◆ WHAT YOU NEED TO DO ◆
Find the lines with the string "frac" and return them.

◆ INPUT ◆
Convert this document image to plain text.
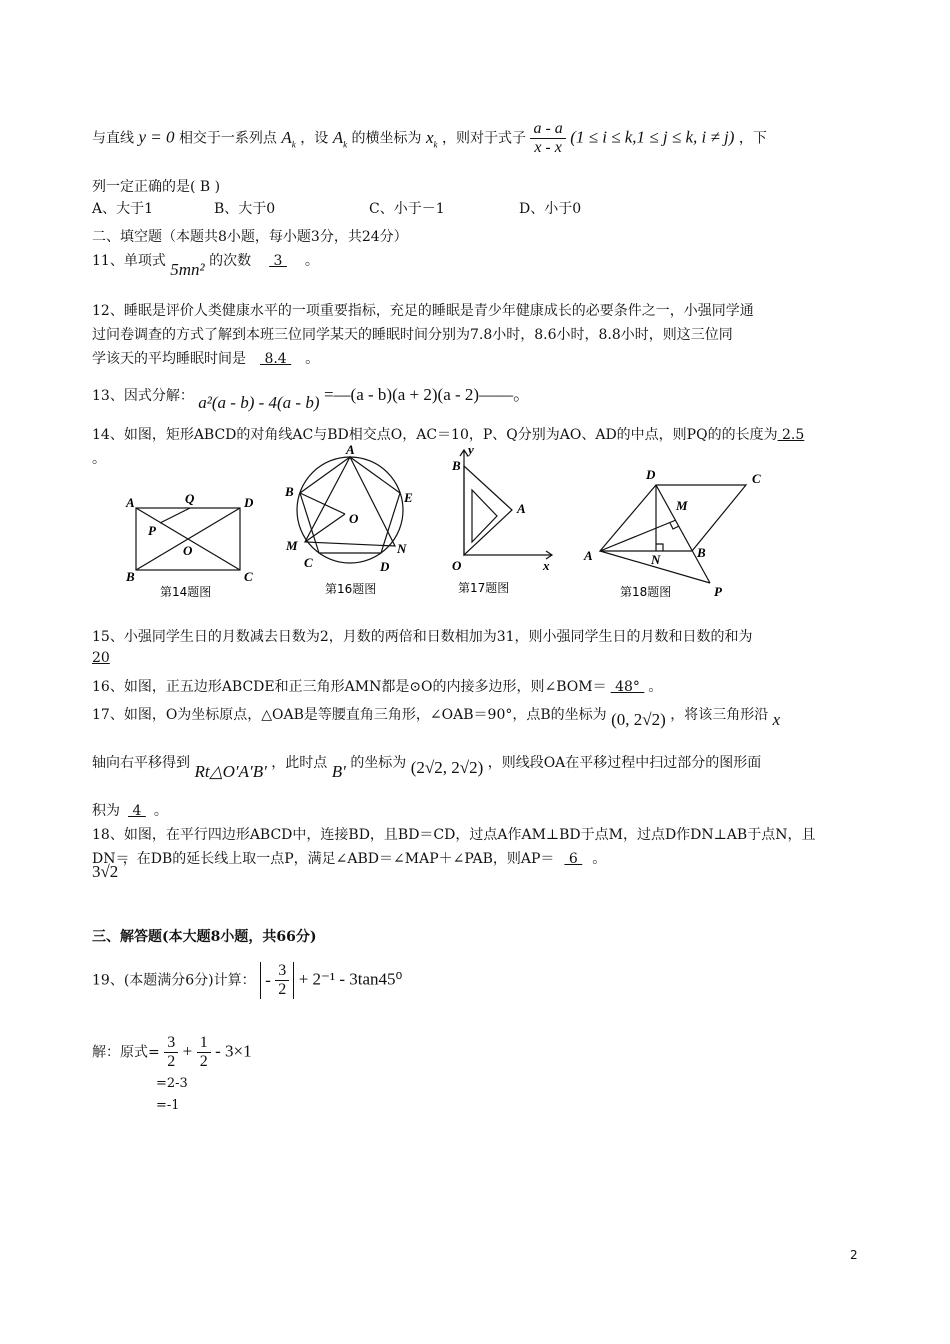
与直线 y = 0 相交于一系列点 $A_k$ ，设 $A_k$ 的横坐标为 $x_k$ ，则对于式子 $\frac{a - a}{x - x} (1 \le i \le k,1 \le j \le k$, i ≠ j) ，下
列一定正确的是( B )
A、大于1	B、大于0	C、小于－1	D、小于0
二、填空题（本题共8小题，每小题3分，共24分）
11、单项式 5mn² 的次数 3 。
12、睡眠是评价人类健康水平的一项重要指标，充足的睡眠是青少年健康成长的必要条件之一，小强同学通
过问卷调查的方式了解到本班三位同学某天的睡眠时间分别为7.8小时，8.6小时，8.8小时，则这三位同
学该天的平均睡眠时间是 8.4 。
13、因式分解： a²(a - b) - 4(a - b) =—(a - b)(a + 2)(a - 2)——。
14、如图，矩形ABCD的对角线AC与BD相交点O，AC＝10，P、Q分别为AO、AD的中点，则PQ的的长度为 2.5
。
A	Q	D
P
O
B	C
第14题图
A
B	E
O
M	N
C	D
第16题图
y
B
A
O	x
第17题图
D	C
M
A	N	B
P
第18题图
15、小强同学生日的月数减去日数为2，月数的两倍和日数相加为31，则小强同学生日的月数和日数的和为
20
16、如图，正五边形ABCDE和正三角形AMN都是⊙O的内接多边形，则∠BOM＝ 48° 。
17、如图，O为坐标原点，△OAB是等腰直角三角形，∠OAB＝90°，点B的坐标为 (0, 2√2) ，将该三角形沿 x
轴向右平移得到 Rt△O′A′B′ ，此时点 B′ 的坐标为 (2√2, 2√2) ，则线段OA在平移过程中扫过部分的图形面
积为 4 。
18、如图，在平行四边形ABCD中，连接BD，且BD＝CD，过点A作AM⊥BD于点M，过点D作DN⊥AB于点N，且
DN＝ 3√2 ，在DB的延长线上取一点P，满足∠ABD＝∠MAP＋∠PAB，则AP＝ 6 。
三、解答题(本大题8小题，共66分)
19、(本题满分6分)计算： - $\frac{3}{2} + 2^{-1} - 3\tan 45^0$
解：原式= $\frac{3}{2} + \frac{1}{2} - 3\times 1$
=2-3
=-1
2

◆ SOLUTION TO THIS TASK ◆
与直线 y = 0 相交于一系列点 $A_k$ ，设 $A_k$ 的横坐标为 $x_k$ ，则对于式子 $\frac{a - a}{x - x} (1 \le i \le k,1 \le j \le k$, i ≠ j) ，下
19、(本题满分6分)计算： - $\frac{3}{2} + 2^{-1} - 3\tan 45^0$
解：原式= $\frac{3}{2} + \frac{1}{2} - 3\times 1$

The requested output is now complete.